## GIVEN REQUEST
Within the records below, find each line that holds the string "опрос", then copy it.

===== INPUT FOR THIS TASK

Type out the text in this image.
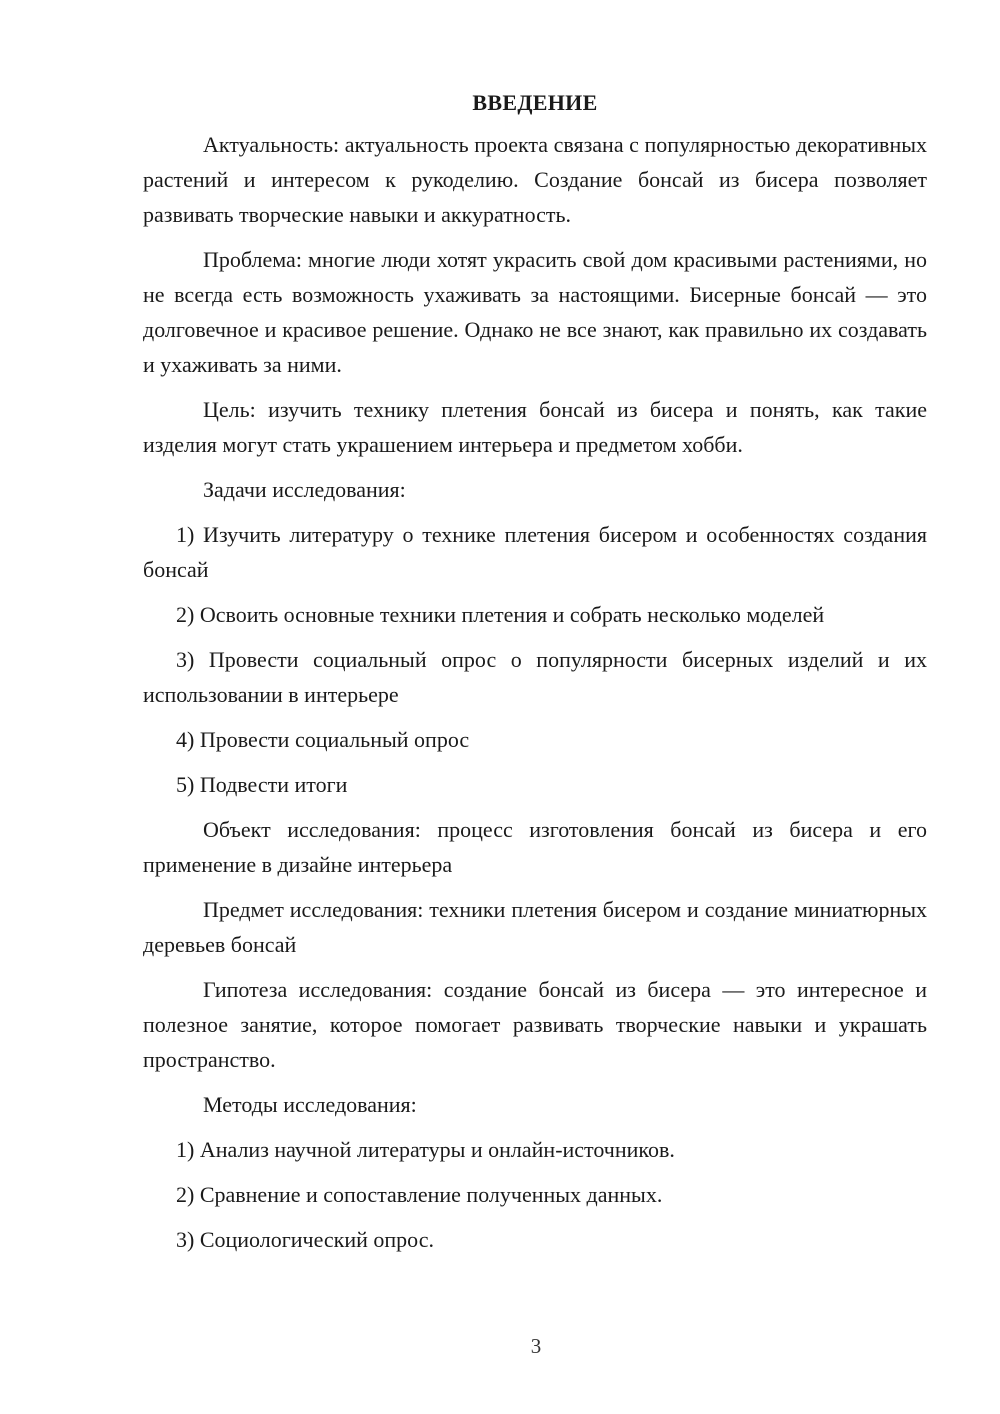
ВВЕДЕНИЕ

Актуальность: актуальность проекта связана с популярностью декоративных растений и интересом к рукоделию. Создание бонсай из бисера позволяет развивать творческие навыки и аккуратность.

Проблема: многие люди хотят украсить свой дом красивыми растениями, но не всегда есть возможность ухаживать за настоящими. Бисерные бонсай — это долговечное и красивое решение. Однако не все знают, как правильно их создавать и ухаживать за ними.

Цель: изучить технику плетения бонсай из бисера и понять, как такие изделия могут стать украшением интерьера и предметом хобби.

Задачи исследования:

1) Изучить литературу о технике плетения бисером и особенностях создания бонсай

2) Освоить основные техники плетения и собрать несколько моделей

3) Провести социальный опрос о популярности бисерных изделий и их использовании в интерьере

4) Провести социальный опрос

5) Подвести итоги

Объект исследования: процесс изготовления бонсай из бисера и его применение в дизайне интерьера

Предмет исследования: техники плетения бисером и создание миниатюрных деревьев бонсай

Гипотеза исследования: создание бонсай из бисера — это интересное и полезное занятие, которое помогает развивать творческие навыки и украшать пространство.

Методы исследования:

1) Анализ научной литературы и онлайн-источников.

2) Сравнение и сопоставление полученных данных.

3) Социологический опрос.

3
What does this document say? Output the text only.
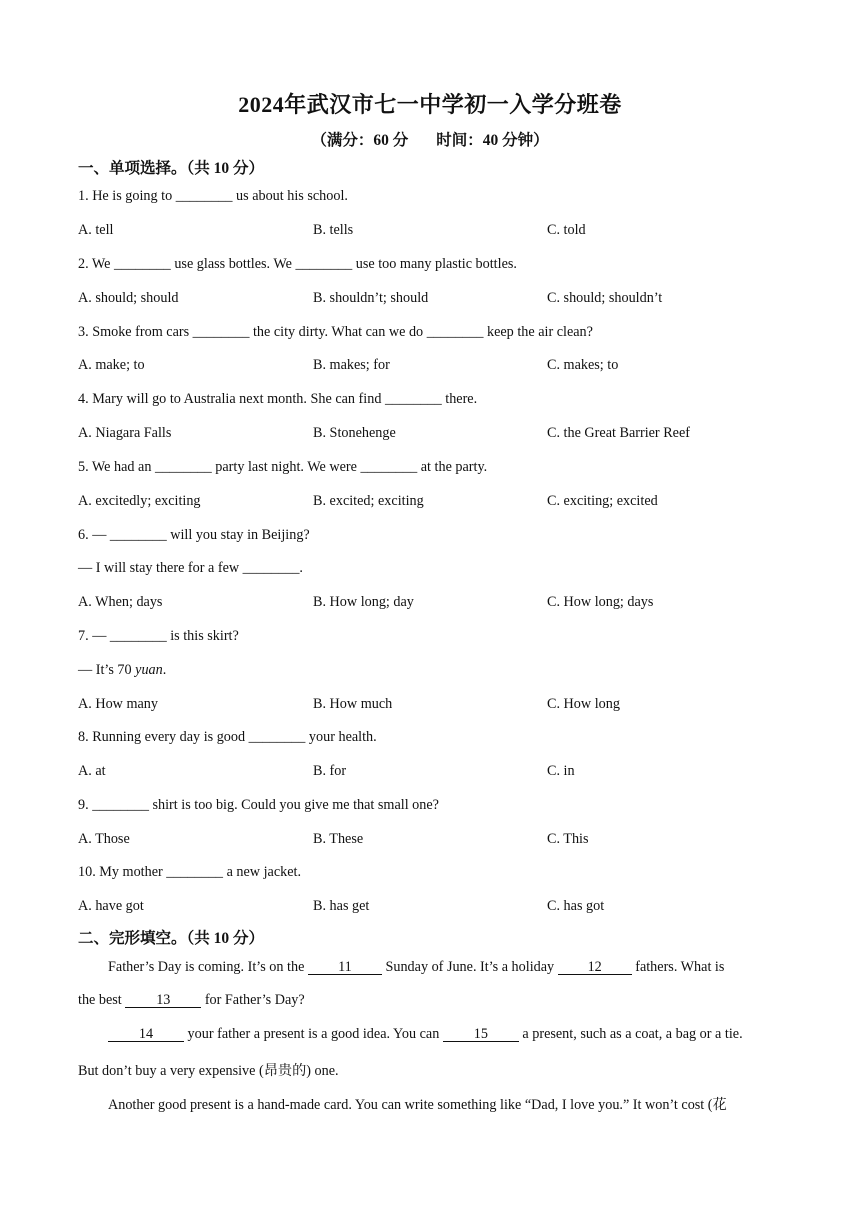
2024年武汉市七一中学初一入学分班卷
（满分：60 分 时间：40 分钟）
一、单项选择。（共 10 分）
1. He is going to ________ us about his school.
A. tell	B. tells	C. told
2. We ________ use glass bottles. We ________ use too many plastic bottles.
A. should; should	B. shouldn’t; should	C. should; shouldn’t
3. Smoke from cars ________ the city dirty. What can we do ________ keep the air clean?
A. make; to	B. makes; for	C. makes; to
4. Mary will go to Australia next month. She can find ________ there.
A. Niagara Falls	B. Stonehenge	C. the Great Barrier Reef
5. We had an ________ party last night. We were ________ at the party.
A. excitedly; exciting	B. excited; exciting	C. exciting; excited
6. — ________ will you stay in Beijing?
— I will stay there for a few ________.
A. When; days	B. How long; day	C. How long; days
7. — ________ is this skirt?
— It’s 70 yuan.
A. How many	B. How much	C. How long
8. Running every day is good ________ your health.
A. at	B. for	C. in
9. ________ shirt is too big. Could you give me that small one?
A. Those	B. These	C. This
10. My mother ________ a new jacket.
A. have got	B. has get	C. has got
二、完形填空。（共 10 分）
Father’s Day is coming. It’s on the 11 Sunday of June. It’s a holiday 12 fathers. What is
the best 13 for Father’s Day?
14 your father a present is a good idea. You can 15 a present, such as a coat, a bag or a tie.
But don’t buy a very expensive (昂贵的) one.
Another good present is a hand-made card. You can write something like “Dad, I love you.” It won’t cost (花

==========

## PROBLEM SOLUTION
3) Провести социальный опрос о популярности бисерных изделий и их использовании в интерьере
4) Провести социальный опрос
3) Социологический опрос.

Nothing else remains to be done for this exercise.